## What to do
Your answer should be a single number: the count of lines that include the word "zone".

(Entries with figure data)
__________________________________________________

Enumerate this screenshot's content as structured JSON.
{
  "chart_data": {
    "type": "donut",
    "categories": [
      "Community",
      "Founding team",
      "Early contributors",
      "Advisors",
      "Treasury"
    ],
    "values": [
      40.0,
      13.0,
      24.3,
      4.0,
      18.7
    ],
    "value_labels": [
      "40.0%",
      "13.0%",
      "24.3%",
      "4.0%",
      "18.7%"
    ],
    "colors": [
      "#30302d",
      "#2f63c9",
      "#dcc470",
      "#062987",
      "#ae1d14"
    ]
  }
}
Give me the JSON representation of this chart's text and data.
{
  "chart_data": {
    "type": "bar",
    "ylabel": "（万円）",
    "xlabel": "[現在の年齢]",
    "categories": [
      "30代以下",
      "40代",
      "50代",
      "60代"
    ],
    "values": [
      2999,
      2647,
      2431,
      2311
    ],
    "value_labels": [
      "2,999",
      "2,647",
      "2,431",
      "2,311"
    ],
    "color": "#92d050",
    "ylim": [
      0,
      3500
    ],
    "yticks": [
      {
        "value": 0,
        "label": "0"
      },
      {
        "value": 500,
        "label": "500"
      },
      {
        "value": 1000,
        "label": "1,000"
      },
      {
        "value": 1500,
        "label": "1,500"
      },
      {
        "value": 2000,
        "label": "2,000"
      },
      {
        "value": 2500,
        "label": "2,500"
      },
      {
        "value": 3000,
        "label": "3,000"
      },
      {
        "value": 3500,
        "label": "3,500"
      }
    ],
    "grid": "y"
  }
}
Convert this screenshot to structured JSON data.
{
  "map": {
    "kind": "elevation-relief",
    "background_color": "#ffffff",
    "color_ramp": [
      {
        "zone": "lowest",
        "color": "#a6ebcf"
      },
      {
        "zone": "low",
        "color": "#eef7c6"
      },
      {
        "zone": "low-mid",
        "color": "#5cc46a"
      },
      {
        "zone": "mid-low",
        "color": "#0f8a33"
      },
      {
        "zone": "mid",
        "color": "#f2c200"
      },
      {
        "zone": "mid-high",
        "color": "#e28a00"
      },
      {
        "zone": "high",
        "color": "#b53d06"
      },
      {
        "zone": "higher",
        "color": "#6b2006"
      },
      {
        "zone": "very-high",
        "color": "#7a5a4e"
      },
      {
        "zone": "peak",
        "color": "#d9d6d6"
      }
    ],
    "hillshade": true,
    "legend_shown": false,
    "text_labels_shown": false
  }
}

__________________________________________________

## The response
10